(Given text):
>>>

Whether they’re on a trawler or working in the icehouse, many in Bayou La Batre depend on shrimping for work. At a metal station at Graham Shrimp Company, two women wearing hairnets and rubber boots ran their gloved hands over popcorn-sized pink shrimp that had been caught in Key West, feeling for any bits of remaining shell or roughness, discarding the byproduct to the floor.
Bosarge, of the Southern Shrimp Alliance, said tariffs are one tool to address what veterans call the “graying of the fleet,” as captains and crew members began to age out.
In fiscal year 1995, there were 1,423 commercial shrimp license-holders in Alabama, according to the state’s Marine Resources Division. Last year, the agency’s preliminary data recorded only 407.
One of Bosarge’s daughters, Leann, has continued in the family business with him, but plenty of other shrimpers have seen their children walk away. “These guys are working twice as hard as they used to work for half the money,” he said.

In December, after an investigation, the International Trade Commission agreed to levy tariffs on Ecuador, India, Vietnam and Indonesia for at least five years. But some in the industry consider them too low to make a significant difference.
Shrimpers want other things, too: more testing of shrimp imports for banned antibiotics, federal legislation meant to limit U.S. support for aquaculture abroad. But, for Bosarge, tariffs are a start.
About 200 miles away in Venice, Louisiana, shrimper Acy Cooper, 64, president of the Louisiana Shrimp Association, says the same thing.
“We really need good tariffs to make it feasible to go to work,” he said. “This industry is dying.” Last summer, he stopped shrimping to drive a barge for three months to make ends meet. But that dried up, too, when he was laid off.
He prefers shrimping anyway. “This is where I want to be,” he said, adding that he loves watching the sunrise and the sunset from his boat. “It’s in my blood.”

<<<

(Given data):

>>>

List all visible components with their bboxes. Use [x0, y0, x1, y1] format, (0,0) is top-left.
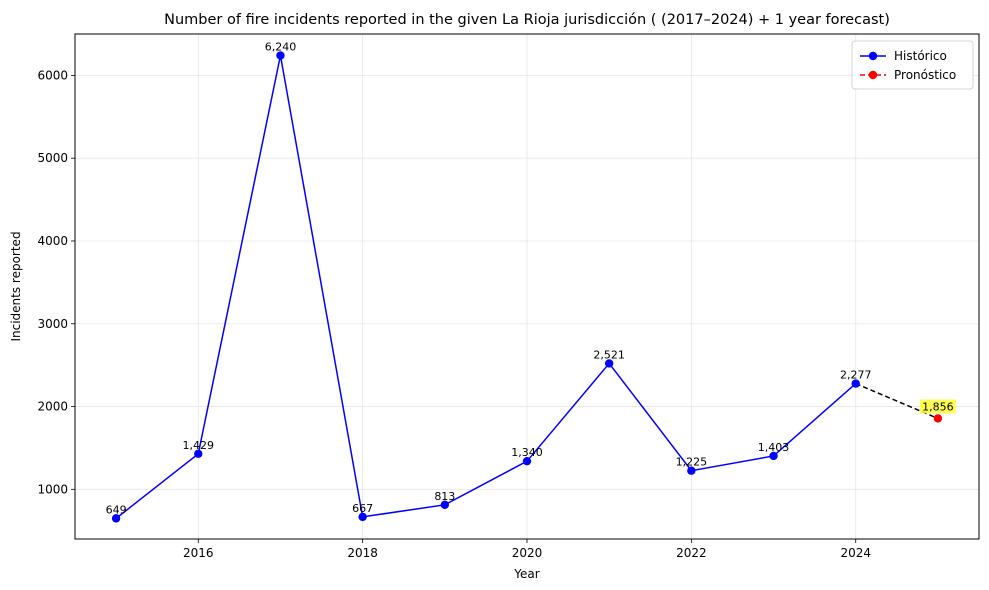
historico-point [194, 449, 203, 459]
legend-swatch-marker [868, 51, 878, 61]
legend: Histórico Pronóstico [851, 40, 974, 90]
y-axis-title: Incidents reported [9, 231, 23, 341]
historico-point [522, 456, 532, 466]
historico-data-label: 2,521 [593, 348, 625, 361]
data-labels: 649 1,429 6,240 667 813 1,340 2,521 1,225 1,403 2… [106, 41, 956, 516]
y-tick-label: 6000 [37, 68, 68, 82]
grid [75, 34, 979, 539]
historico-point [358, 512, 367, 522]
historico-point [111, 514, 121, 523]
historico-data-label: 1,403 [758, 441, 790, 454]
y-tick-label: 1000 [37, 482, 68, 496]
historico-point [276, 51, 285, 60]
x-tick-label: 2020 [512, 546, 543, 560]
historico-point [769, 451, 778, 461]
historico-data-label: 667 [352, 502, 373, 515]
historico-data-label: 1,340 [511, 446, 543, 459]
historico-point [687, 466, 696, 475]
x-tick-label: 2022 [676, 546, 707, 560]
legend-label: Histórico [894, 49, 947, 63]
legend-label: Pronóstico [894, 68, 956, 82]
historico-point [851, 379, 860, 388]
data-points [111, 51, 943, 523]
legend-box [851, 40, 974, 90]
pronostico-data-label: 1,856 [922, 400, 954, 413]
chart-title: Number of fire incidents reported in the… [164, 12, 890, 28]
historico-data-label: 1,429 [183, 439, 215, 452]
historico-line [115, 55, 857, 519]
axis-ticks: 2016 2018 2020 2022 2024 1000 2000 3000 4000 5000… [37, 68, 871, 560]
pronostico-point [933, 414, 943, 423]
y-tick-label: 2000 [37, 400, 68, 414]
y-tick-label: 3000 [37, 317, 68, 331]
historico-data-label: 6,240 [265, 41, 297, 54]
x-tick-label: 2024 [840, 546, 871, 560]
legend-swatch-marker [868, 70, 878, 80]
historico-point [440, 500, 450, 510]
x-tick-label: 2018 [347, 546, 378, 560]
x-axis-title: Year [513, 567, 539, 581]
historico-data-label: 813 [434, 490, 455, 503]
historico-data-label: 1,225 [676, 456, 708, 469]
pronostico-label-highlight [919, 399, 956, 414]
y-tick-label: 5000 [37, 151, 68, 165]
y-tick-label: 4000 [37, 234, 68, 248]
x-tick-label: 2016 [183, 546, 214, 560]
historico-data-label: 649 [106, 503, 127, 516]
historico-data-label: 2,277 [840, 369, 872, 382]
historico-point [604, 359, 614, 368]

<<<

(Written instruction): In the shrimping text, reproduce the part that starts with "In fiscal year" and ends with "recorded only 407.", replacing "preliminary" with "provisional". Rely only on the text about shrimping in Bayou La Batre.

(Final result):
In fiscal year 1995, there were 1,423 commercial shrimp license-holders in Alabama, according to the state’s Marine Resources Division. Last year, the agency’s provisional data recorded only 407.